**To be done**
Of all the lines in these entries, how many contain the string "inner"? Give only that count.

Items from a data source:
--- BEGIN ---

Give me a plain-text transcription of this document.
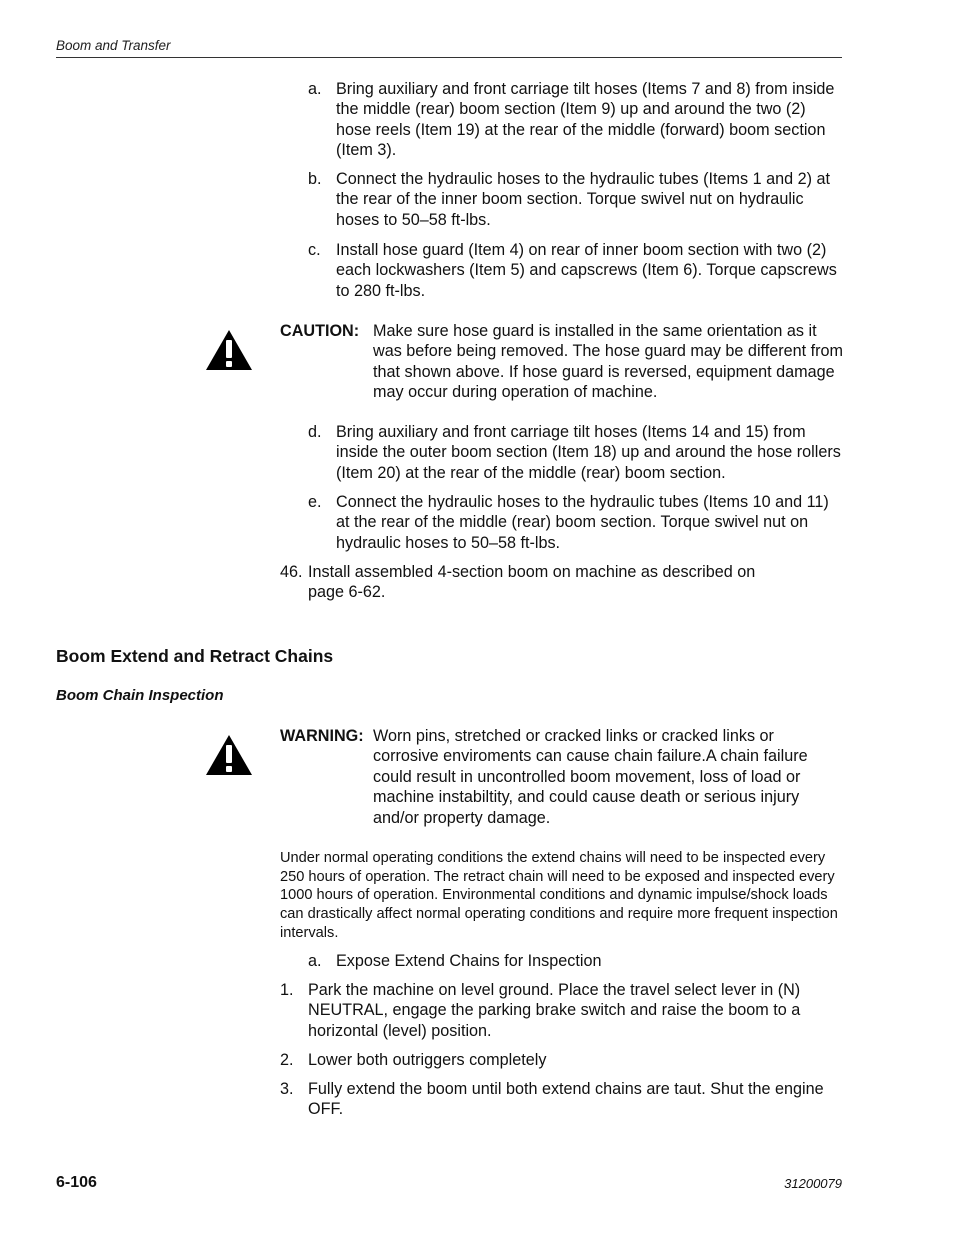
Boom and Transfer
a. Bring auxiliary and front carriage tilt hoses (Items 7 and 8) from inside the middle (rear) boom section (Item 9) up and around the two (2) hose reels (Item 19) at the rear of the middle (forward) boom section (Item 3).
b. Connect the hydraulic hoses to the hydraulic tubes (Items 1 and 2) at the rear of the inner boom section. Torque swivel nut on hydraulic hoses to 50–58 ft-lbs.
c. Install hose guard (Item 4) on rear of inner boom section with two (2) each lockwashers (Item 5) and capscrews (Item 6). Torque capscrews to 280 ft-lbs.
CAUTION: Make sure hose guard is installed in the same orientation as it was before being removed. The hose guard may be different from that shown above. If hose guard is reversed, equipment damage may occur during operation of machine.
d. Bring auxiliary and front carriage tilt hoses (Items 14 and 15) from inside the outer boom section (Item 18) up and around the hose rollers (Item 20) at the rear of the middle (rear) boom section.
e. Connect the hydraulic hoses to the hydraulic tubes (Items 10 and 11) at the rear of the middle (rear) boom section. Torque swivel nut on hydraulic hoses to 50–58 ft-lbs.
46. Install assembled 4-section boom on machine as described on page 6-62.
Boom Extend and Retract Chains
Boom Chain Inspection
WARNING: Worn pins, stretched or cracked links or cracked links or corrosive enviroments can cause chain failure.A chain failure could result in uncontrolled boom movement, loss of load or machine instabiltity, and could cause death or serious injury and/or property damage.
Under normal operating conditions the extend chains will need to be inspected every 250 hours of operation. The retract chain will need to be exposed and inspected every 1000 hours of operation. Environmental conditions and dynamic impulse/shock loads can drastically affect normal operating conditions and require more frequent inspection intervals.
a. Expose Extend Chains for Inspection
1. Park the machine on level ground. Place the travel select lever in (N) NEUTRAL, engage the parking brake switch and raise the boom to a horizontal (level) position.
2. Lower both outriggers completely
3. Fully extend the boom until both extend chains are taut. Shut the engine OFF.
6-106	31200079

--- END ---
--- BEGIN ---

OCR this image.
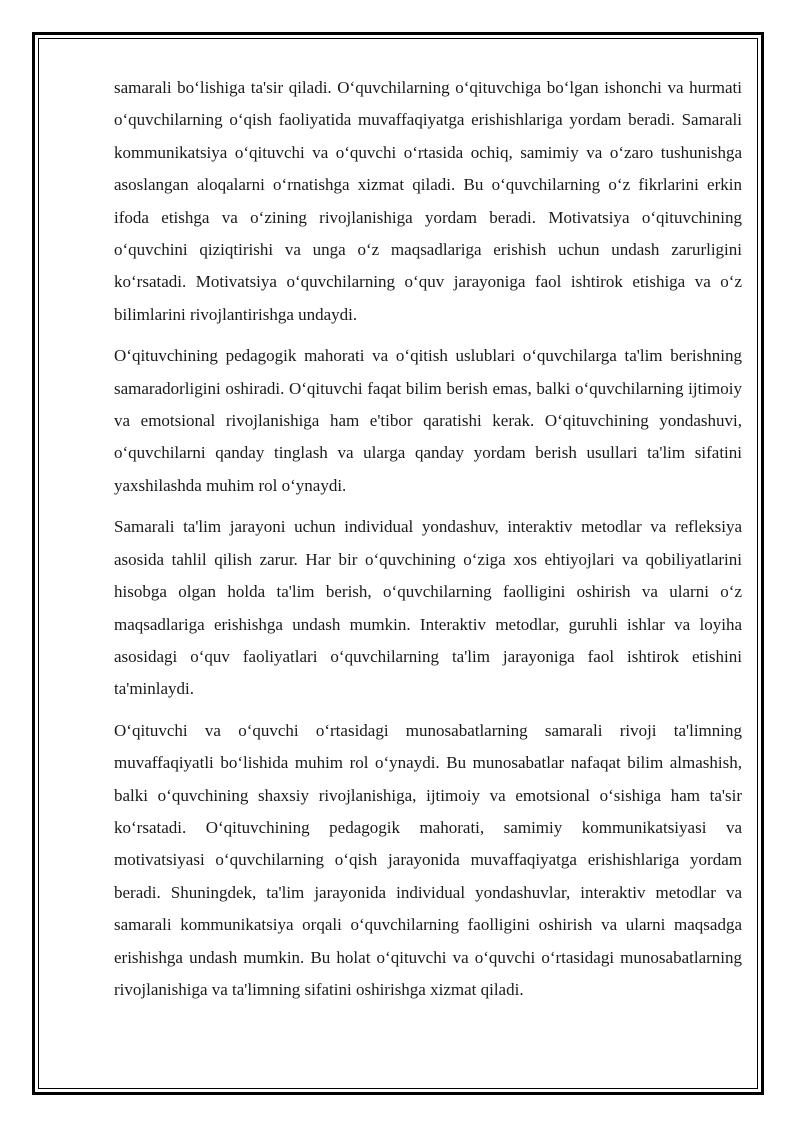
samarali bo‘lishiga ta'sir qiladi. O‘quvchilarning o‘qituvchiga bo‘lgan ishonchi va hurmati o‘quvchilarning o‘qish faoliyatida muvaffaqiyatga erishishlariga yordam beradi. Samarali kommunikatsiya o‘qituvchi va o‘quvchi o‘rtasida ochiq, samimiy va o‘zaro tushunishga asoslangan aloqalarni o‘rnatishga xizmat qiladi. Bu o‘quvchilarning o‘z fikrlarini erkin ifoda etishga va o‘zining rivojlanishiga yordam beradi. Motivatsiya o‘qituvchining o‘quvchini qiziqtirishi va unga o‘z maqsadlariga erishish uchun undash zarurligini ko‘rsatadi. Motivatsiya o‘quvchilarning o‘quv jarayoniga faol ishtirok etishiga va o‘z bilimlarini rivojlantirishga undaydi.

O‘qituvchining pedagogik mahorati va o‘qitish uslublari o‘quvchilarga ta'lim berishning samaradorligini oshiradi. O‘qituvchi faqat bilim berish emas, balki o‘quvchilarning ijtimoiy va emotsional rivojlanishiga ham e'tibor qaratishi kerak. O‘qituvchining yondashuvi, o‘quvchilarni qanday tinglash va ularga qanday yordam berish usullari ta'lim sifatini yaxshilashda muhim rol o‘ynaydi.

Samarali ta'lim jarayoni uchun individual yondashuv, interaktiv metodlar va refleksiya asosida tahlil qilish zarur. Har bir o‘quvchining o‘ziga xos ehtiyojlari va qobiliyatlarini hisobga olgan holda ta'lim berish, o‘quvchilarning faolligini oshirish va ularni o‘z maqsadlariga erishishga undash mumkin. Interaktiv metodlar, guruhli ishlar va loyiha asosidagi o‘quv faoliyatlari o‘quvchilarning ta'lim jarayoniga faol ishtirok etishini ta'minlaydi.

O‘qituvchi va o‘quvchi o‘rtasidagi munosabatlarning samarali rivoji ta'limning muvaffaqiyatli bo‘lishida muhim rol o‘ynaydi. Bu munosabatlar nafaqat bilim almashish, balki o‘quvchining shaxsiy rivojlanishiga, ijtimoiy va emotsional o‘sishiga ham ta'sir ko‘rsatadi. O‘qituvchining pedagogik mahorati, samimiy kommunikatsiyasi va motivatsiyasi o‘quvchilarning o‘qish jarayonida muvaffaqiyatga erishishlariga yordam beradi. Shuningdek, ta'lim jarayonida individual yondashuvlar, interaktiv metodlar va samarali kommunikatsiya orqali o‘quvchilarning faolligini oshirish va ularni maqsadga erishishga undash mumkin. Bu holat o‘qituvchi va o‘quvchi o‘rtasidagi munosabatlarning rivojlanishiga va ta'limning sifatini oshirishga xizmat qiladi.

--- END ---

**Answer below**
2